_Prompt_
Using the entries below, quote exactly the span of lines that begins with the line containing "Output the text content of this document." and ends with the final line.
__________
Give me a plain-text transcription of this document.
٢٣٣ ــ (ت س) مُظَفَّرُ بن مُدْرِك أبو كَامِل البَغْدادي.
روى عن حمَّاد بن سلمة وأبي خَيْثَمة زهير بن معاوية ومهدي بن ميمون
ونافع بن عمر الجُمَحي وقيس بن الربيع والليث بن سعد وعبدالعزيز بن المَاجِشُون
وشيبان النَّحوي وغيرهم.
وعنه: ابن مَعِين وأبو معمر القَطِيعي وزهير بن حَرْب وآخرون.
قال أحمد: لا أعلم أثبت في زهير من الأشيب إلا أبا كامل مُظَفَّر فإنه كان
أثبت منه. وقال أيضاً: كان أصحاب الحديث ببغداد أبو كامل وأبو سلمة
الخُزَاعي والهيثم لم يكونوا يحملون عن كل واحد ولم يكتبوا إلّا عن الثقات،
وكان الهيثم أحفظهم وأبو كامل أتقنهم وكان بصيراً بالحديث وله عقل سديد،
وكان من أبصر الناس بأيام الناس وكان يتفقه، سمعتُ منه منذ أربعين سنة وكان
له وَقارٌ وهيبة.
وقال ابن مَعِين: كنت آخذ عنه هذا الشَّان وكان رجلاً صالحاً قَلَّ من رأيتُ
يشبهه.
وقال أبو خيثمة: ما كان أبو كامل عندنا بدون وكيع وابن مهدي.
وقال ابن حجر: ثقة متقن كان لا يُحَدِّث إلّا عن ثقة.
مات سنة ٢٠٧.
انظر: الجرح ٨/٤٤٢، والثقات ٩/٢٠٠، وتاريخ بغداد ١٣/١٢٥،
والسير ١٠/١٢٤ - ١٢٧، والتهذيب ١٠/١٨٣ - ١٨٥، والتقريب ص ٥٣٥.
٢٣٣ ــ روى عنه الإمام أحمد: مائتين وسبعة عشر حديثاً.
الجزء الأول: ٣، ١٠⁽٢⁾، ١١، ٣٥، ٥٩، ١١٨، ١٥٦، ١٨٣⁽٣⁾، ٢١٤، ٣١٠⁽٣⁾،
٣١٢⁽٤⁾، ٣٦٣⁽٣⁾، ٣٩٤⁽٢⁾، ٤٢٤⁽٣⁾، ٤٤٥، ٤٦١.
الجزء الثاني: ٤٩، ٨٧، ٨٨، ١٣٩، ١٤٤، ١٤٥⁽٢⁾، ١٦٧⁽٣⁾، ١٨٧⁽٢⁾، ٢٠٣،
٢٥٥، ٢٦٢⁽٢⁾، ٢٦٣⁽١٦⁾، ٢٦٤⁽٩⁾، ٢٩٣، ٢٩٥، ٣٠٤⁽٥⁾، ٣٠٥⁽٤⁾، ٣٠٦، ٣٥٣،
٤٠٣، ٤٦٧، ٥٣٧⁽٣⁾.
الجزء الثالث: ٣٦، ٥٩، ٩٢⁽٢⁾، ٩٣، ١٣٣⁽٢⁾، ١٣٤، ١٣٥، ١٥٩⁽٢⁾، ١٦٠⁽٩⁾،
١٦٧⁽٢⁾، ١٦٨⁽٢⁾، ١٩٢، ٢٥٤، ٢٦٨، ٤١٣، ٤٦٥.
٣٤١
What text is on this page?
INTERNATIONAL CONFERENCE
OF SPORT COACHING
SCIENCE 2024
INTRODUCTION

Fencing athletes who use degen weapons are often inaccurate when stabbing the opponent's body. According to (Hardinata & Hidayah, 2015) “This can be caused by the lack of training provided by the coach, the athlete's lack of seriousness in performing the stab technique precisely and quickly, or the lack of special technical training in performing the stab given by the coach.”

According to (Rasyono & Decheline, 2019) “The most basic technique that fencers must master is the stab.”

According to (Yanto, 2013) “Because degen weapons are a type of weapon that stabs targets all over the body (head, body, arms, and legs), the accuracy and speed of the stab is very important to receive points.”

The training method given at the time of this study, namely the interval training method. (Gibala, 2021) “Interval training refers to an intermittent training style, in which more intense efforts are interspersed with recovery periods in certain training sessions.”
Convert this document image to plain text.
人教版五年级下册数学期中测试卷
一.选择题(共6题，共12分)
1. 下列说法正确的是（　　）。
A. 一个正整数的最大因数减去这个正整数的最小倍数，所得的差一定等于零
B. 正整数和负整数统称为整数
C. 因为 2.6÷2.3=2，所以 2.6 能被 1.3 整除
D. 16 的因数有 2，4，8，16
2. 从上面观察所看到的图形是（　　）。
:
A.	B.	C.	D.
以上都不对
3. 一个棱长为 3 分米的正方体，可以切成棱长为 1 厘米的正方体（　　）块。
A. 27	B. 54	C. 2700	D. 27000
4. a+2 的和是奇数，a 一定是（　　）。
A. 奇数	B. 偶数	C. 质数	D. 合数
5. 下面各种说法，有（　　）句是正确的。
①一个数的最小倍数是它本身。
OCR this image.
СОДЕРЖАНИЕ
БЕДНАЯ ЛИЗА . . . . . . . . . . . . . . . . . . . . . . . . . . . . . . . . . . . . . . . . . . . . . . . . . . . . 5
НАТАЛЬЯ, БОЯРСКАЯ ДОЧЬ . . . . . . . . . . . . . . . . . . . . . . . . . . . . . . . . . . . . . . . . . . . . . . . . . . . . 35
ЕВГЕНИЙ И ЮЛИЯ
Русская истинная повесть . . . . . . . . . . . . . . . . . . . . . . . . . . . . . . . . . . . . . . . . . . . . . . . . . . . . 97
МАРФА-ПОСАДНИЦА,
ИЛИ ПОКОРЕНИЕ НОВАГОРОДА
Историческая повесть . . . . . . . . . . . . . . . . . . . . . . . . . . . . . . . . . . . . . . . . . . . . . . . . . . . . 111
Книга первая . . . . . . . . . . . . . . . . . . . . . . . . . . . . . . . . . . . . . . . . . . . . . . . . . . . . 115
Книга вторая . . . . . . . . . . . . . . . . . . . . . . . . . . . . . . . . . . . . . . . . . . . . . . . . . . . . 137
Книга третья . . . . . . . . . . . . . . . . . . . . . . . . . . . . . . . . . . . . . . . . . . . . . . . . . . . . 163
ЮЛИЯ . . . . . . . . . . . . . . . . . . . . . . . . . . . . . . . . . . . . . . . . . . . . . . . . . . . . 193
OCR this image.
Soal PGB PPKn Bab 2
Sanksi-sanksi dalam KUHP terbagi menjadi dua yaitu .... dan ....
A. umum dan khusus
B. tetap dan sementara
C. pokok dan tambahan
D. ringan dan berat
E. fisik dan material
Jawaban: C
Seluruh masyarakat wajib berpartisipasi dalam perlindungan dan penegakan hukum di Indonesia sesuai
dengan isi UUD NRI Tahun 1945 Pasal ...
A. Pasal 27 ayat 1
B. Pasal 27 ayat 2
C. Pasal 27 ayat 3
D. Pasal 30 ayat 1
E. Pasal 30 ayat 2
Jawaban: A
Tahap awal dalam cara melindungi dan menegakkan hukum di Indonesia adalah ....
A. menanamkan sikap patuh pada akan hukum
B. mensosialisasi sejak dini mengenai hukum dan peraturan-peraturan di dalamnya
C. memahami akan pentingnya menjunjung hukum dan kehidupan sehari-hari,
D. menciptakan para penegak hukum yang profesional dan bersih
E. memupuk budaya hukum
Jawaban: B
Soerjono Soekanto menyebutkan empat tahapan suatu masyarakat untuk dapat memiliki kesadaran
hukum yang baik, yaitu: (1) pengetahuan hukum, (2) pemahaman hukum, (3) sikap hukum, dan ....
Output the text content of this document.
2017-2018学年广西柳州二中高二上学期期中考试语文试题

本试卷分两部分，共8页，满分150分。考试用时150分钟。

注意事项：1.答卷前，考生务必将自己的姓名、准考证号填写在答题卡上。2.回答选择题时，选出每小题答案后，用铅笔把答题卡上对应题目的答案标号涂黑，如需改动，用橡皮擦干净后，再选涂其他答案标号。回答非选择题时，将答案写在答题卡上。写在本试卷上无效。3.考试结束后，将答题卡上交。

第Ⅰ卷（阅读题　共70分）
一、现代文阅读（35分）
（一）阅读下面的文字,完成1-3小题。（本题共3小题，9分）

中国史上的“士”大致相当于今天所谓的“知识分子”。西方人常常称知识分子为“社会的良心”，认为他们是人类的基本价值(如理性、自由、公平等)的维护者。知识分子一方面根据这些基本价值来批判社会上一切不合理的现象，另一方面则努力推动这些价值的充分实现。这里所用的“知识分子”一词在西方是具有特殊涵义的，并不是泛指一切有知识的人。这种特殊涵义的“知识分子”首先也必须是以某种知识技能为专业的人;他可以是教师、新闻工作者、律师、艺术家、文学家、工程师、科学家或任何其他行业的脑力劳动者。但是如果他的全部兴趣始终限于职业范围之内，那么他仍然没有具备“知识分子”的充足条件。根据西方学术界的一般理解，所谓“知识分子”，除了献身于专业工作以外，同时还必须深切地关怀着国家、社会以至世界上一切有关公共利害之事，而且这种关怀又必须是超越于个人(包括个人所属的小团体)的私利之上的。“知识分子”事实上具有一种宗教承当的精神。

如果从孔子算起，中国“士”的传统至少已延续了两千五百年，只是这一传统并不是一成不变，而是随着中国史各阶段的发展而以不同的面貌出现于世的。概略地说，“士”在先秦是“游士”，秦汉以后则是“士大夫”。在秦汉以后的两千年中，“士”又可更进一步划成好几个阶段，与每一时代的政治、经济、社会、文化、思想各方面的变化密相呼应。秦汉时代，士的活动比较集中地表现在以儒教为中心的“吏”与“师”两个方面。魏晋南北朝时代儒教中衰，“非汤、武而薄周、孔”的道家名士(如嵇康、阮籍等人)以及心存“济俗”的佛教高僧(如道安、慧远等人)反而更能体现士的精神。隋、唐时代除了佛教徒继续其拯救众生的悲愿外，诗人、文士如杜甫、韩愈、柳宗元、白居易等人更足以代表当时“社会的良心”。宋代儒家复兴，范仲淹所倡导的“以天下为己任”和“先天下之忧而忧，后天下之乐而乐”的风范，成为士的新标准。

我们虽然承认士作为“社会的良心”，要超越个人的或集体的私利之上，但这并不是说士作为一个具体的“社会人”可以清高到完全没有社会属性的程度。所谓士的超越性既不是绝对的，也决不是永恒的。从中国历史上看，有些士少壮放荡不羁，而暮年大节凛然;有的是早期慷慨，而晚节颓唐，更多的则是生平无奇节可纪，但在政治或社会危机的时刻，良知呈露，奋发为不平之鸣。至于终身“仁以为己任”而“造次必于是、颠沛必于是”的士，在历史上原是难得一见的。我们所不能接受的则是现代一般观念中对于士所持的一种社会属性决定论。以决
__________
_Task output_
Output the text content of this document.
2017-2018学年广西柳州二中高二上学期期中考试语文试题

本试卷分两部分，共8页，满分150分。考试用时150分钟。

注意事项：1.答卷前，考生务必将自己的姓名、准考证号填写在答题卡上。2.回答选择题时，选出每小题答案后，用铅笔把答题卡上对应题目的答案标号涂黑，如需改动，用橡皮擦干净后，再选涂其他答案标号。回答非选择题时，将答案写在答题卡上。写在本试卷上无效。3.考试结束后，将答题卡上交。

第Ⅰ卷（阅读题　共70分）
一、现代文阅读（35分）
（一）阅读下面的文字,完成1-3小题。（本题共3小题，9分）

中国史上的“士”大致相当于今天所谓的“知识分子”。西方人常常称知识分子为“社会的良心”，认为他们是人类的基本价值(如理性、自由、公平等)的维护者。知识分子一方面根据这些基本价值来批判社会上一切不合理的现象，另一方面则努力推动这些价值的充分实现。这里所用的“知识分子”一词在西方是具有特殊涵义的，并不是泛指一切有知识的人。这种特殊涵义的“知识分子”首先也必须是以某种知识技能为专业的人;他可以是教师、新闻工作者、律师、艺术家、文学家、工程师、科学家或任何其他行业的脑力劳动者。但是如果他的全部兴趣始终限于职业范围之内，那么他仍然没有具备“知识分子”的充足条件。根据西方学术界的一般理解，所谓“知识分子”，除了献身于专业工作以外，同时还必须深切地关怀着国家、社会以至世界上一切有关公共利害之事，而且这种关怀又必须是超越于个人(包括个人所属的小团体)的私利之上的。“知识分子”事实上具有一种宗教承当的精神。

如果从孔子算起，中国“士”的传统至少已延续了两千五百年，只是这一传统并不是一成不变，而是随着中国史各阶段的发展而以不同的面貌出现于世的。概略地说，“士”在先秦是“游士”，秦汉以后则是“士大夫”。在秦汉以后的两千年中，“士”又可更进一步划成好几个阶段，与每一时代的政治、经济、社会、文化、思想各方面的变化密相呼应。秦汉时代，士的活动比较集中地表现在以儒教为中心的“吏”与“师”两个方面。魏晋南北朝时代儒教中衰，“非汤、武而薄周、孔”的道家名士(如嵇康、阮籍等人)以及心存“济俗”的佛教高僧(如道安、慧远等人)反而更能体现士的精神。隋、唐时代除了佛教徒继续其拯救众生的悲愿外，诗人、文士如杜甫、韩愈、柳宗元、白居易等人更足以代表当时“社会的良心”。宋代儒家复兴，范仲淹所倡导的“以天下为己任”和“先天下之忧而忧，后天下之乐而乐”的风范，成为士的新标准。

我们虽然承认士作为“社会的良心”，要超越个人的或集体的私利之上，但这并不是说士作为一个具体的“社会人”可以清高到完全没有社会属性的程度。所谓士的超越性既不是绝对的，也决不是永恒的。从中国历史上看，有些士少壮放荡不羁，而暮年大节凛然;有的是早期慷慨，而晚节颓唐，更多的则是生平无奇节可纪，但在政治或社会危机的时刻，良知呈露，奋发为不平之鸣。至于终身“仁以为己任”而“造次必于是、颠沛必于是”的士，在历史上原是难得一见的。我们所不能接受的则是现代一般观念中对于士所持的一种社会属性决定论。以决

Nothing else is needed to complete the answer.